• [À FAIRE]
1. Indiquez si chacune des affirmations (a), (b) et (c) concorde avec l'article sur la nomination de Morawiecki, en répondant par oui ou non et en citant mot pour mot le passage décisif. (a) Avant sa nomination, Morawiecki était ministre de l'Économie et des Finances. (b) Selon Rzeczpospolita, Morawiecki garantirait une croissance rapide au moins jusqu'aux législatives de 2021. (c) Selon la Neue Zürcher Zeitung, l'électorat de base du PiS est riche et urbain.
2. Poursuivez l'article sur la nomination de Morawiecki à partir de sa dernière phrase.

• [TEXTE À LIRE]

########

Pologne : pourquoi Morawiecki a-t-il été nommé Premier ministre ?
Jusque-là ministre de l'Economie et des Finances, Mateusz Morawiecki, membre du PiS au pouvoir en Pologne, a succédé à Beata Szydło au poste de Premier ministre. Ce remaniement faisait l'objet de spéculations depuis plusieurs semaines déjà. Les journalistes examinent les raisons de cette nomination.
Le profil recherché pour une mission difficile
Avec Morawiecki, Kaczyński pourrait réussir à cimenter le pouvoir du PiS, assure Neue Zürcher Zeitung :
«Il fait confiance à Morawiecki et il a reconnu que sa bonne politique économique jetait les bases de la refonte de l'Etat à laquelle il aspire. Pour que la purge des élites au pouvoir entreprise jusque-là fonctionne, le PiS a besoin d'un soutien plus vaste que celui de son électorat de base, pauvre et rural. Morawiecki semble, ici aussi, avoir le profil idoine. Apprécié à l'étranger, notamment par le milieu de la finance, il doit aussi permettre une détente avec l'Europe. ... Si Morawiecki arrive à effectuer l'exercice d'équilibriste qui lui a été assigné et pour lequel il a été choisi, il pourrait constituer le socle d'une domination durable du PiS en Pologne. Mais si la situation économique se dégrade, les tensions attisées aujourd'hui pourraient finir par déchirer le parti.»
Sauver les aides européennes
Rzeczpospolita sait pourquoi le chef de file du PiS a choisi Morawiecki:
«Il ne fait aucun doute que Morawiecki constitue aux yeux de Kaczyński le garant d'une croissance économique rapide, du moins jusqu'aux législatives de 2019. Et Kaczyński voit en lui un pompier capable d'éteindre l'incendie : écarter le risque de perdre des milliards de fonds européens, suite à la détérioration dramatique des relations avec l'UE. Morawiecki a des chances incontestables de mener à bien cette mission. Il sait trouver le ton juste pour parler avec les occidentaux.»

########

• [LIGNES PRÉSENTÉES]
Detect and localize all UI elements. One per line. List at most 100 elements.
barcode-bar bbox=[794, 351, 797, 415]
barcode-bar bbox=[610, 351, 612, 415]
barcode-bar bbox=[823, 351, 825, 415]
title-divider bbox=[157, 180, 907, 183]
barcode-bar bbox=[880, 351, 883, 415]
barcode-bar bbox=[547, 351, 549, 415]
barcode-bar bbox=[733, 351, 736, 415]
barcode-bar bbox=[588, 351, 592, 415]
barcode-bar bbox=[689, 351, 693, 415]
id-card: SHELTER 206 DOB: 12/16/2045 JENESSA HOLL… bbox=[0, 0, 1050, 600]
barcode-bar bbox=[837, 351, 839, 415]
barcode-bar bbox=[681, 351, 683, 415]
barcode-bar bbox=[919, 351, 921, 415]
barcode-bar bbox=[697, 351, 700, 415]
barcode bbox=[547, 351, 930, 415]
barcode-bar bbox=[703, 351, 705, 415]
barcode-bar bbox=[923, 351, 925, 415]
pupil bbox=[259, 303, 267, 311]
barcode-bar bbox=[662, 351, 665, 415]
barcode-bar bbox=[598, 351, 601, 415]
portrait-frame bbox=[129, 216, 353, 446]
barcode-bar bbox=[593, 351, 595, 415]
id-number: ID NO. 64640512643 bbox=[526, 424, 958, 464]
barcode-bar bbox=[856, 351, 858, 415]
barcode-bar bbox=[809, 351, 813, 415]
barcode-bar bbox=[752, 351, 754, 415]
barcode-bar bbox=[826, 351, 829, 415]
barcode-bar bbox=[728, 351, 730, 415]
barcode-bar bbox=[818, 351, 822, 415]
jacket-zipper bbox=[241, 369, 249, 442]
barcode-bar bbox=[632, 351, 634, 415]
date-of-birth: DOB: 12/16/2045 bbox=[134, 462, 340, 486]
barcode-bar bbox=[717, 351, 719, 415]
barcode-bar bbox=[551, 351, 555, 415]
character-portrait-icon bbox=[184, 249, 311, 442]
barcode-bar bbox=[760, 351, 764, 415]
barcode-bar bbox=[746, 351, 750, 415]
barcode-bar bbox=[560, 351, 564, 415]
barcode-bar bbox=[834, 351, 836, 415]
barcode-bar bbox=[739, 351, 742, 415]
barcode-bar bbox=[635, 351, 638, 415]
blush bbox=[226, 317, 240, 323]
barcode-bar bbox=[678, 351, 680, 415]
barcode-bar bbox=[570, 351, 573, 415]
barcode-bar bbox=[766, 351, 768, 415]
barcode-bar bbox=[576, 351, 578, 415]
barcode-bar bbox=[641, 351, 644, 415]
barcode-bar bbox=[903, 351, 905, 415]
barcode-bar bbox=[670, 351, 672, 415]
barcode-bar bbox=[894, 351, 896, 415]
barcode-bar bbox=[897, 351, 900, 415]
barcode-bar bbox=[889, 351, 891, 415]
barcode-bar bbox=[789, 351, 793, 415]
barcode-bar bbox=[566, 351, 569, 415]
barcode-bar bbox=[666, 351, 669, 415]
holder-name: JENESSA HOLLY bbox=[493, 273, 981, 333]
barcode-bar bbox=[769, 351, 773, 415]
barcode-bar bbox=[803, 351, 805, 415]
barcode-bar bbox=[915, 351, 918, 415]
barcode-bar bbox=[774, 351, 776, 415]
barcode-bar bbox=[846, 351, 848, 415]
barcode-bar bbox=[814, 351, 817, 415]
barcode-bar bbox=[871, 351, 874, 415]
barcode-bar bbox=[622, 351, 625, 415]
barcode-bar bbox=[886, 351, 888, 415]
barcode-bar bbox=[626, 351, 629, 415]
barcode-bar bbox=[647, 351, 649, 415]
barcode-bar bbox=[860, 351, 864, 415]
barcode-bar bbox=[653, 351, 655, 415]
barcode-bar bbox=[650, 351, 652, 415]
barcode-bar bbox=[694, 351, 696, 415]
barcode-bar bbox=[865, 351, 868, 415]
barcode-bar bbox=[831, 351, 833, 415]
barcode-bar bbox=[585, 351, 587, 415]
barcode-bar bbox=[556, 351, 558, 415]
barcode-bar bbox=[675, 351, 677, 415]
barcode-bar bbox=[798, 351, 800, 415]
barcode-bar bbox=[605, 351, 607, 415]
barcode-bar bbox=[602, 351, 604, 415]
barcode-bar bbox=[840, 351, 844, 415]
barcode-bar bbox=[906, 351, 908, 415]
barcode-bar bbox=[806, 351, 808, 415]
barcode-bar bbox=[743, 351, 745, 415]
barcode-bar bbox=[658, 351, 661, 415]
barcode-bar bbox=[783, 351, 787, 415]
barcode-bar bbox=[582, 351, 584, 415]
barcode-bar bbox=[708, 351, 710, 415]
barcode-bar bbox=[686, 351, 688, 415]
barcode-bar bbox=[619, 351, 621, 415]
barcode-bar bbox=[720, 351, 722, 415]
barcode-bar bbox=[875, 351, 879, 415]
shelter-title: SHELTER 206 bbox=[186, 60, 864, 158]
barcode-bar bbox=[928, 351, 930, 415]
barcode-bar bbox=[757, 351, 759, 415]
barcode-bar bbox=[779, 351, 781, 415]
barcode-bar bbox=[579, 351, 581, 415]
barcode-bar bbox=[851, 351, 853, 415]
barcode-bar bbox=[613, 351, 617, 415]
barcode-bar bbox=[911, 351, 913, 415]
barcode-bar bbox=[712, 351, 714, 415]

########

• [RÉPONSES RÉDIGÉES]
1.
(a) Oui : « Jusque-là ministre de l'Economie et des Finances »
(b) Non : « du moins jusqu'aux législatives de 2019 »
(c) Non : « son électorat de base, pauvre et rural »

2.
Kaczyński court à sa perte
En destituant Beata Szydło, le PiS a commis une grave erreur, estime Gazeta Wyborcza :
«Le dirigeant du parti Jarosław Kaczyński s'est tiré une balle dans le pied. La manœuvre soigneusement préparée d'un remaniement au sommet du pouvoir censé rallier durablement les classes moyennes au PiS s'est avérée l'une des opérations politiques les plus ratées de l'histoire de la Troisième République. Pourquoi remplacer la Première ministre ? Quels sont les avantages de Mateusz Morawiecki par rapport à Beata Szydło ? Pourquoi jeter aux oubliettes un gouvernement dont on nous dit qu'il réussit brillamment ? Même les plus fervents défenseurs du 'bon changement' [nom que donne le PiS à son programme de réformes] ont probablement du mal à suivre.»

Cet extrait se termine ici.